**WORK TO COMPLETE:**
Please copy all the lines that follow, word for word.

**DATASET CONTENT:**
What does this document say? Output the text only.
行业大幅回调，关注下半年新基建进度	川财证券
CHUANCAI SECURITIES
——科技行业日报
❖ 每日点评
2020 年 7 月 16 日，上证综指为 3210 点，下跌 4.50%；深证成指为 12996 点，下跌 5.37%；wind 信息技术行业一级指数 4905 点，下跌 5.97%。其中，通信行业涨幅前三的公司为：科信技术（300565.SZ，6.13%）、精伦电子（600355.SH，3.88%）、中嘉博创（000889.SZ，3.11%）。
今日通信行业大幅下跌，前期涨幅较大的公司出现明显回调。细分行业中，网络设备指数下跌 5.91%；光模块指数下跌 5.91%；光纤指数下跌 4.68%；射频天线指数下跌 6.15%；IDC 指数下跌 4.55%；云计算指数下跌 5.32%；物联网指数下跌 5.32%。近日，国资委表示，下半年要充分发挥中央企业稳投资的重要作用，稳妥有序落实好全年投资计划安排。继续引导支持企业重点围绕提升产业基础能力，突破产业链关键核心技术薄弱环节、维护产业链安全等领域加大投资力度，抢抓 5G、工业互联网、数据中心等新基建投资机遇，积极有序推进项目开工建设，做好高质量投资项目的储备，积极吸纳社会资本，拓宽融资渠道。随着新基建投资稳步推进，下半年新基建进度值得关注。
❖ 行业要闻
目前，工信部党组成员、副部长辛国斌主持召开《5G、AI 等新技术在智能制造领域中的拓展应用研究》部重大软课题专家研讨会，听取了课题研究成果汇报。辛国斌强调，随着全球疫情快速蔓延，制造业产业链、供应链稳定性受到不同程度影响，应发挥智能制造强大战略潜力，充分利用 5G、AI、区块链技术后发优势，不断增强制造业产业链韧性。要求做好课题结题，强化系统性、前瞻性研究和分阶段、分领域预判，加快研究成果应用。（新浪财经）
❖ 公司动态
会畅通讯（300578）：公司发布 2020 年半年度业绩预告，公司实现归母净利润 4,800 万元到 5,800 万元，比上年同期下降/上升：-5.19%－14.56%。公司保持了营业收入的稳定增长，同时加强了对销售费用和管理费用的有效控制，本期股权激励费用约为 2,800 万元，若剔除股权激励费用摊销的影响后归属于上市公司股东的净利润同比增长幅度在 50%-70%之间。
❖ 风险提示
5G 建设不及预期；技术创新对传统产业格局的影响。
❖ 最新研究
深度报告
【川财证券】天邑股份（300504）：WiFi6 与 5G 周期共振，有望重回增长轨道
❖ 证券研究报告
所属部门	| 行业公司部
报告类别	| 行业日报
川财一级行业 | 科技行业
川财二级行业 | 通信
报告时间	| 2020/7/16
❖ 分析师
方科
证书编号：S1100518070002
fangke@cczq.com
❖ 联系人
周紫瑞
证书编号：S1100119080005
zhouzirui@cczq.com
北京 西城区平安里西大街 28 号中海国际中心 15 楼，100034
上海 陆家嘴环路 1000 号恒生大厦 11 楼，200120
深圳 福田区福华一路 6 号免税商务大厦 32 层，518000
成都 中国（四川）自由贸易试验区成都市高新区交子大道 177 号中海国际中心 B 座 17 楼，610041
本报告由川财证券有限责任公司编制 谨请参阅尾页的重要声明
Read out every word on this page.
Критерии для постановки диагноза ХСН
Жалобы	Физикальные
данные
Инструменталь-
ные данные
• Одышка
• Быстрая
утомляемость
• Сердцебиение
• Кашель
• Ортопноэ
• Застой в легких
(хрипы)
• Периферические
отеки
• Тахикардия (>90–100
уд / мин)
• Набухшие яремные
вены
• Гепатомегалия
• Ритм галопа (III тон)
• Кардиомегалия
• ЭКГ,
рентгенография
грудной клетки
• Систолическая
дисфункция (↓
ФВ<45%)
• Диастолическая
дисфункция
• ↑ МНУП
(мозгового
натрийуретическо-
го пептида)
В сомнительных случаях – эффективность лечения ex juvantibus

**EXERCISE OUTPUT:**
What does this document say? Output the text only.
行业大幅回调，关注下半年新基建进度	川财证券
CHUANCAI SECURITIES
——科技行业日报
❖ 每日点评
2020 年 7 月 16 日，上证综指为 3210 点，下跌 4.50%；深证成指为 12996 点，下跌 5.37%；wind 信息技术行业一级指数 4905 点，下跌 5.97%。其中，通信行业涨幅前三的公司为：科信技术（300565.SZ，6.13%）、精伦电子（600355.SH，3.88%）、中嘉博创（000889.SZ，3.11%）。
今日通信行业大幅下跌，前期涨幅较大的公司出现明显回调。细分行业中，网络设备指数下跌 5.91%；光模块指数下跌 5.91%；光纤指数下跌 4.68%；射频天线指数下跌 6.15%；IDC 指数下跌 4.55%；云计算指数下跌 5.32%；物联网指数下跌 5.32%。近日，国资委表示，下半年要充分发挥中央企业稳投资的重要作用，稳妥有序落实好全年投资计划安排。继续引导支持企业重点围绕提升产业基础能力，突破产业链关键核心技术薄弱环节、维护产业链安全等领域加大投资力度，抢抓 5G、工业互联网、数据中心等新基建投资机遇，积极有序推进项目开工建设，做好高质量投资项目的储备，积极吸纳社会资本，拓宽融资渠道。随着新基建投资稳步推进，下半年新基建进度值得关注。
❖ 行业要闻
目前，工信部党组成员、副部长辛国斌主持召开《5G、AI 等新技术在智能制造领域中的拓展应用研究》部重大软课题专家研讨会，听取了课题研究成果汇报。辛国斌强调，随着全球疫情快速蔓延，制造业产业链、供应链稳定性受到不同程度影响，应发挥智能制造强大战略潜力，充分利用 5G、AI、区块链技术后发优势，不断增强制造业产业链韧性。要求做好课题结题，强化系统性、前瞻性研究和分阶段、分领域预判，加快研究成果应用。（新浪财经）
❖ 公司动态
会畅通讯（300578）：公司发布 2020 年半年度业绩预告，公司实现归母净利润 4,800 万元到 5,800 万元，比上年同期下降/上升：-5.19%－14.56%。公司保持了营业收入的稳定增长，同时加强了对销售费用和管理费用的有效控制，本期股权激励费用约为 2,800 万元，若剔除股权激励费用摊销的影响后归属于上市公司股东的净利润同比增长幅度在 50%-70%之间。
❖ 风险提示
5G 建设不及预期；技术创新对传统产业格局的影响。
❖ 最新研究
深度报告
【川财证券】天邑股份（300504）：WiFi6 与 5G 周期共振，有望重回增长轨道
❖ 证券研究报告
所属部门	| 行业公司部
报告类别	| 行业日报
川财一级行业 | 科技行业
川财二级行业 | 通信
报告时间	| 2020/7/16
❖ 分析师
方科
证书编号：S1100518070002
fangke@cczq.com
❖ 联系人
周紫瑞
证书编号：S1100119080005
zhouzirui@cczq.com
北京 西城区平安里西大街 28 号中海国际中心 15 楼，100034
上海 陆家嘴环路 1000 号恒生大厦 11 楼，200120
深圳 福田区福华一路 6 号免税商务大厦 32 层，518000
成都 中国（四川）自由贸易试验区成都市高新区交子大道 177 号中海国际中心 B 座 17 楼，610041
本报告由川财证券有限责任公司编制 谨请参阅尾页的重要声明
Read out every word on this page.
Критерии для постановки диагноза ХСН
Жалобы	Физикальные
данные
Инструменталь-
ные данные
• Одышка
• Быстрая
утомляемость
• Сердцебиение
• Кашель
• Ортопноэ
• Застой в легких
(хрипы)
• Периферические
отеки
• Тахикардия (>90–100
уд / мин)
• Набухшие яремные
вены
• Гепатомегалия
• Ритм галопа (III тон)
• Кардиомегалия
• ЭКГ,
рентгенография
грудной клетки
• Систолическая
дисфункция (↓
ФВ<45%)
• Диастолическая
дисфункция
• ↑ МНУП
(мозгового
натрийуретическо-
го пептида)
В сомнительных случаях – эффективность лечения ex juvantibus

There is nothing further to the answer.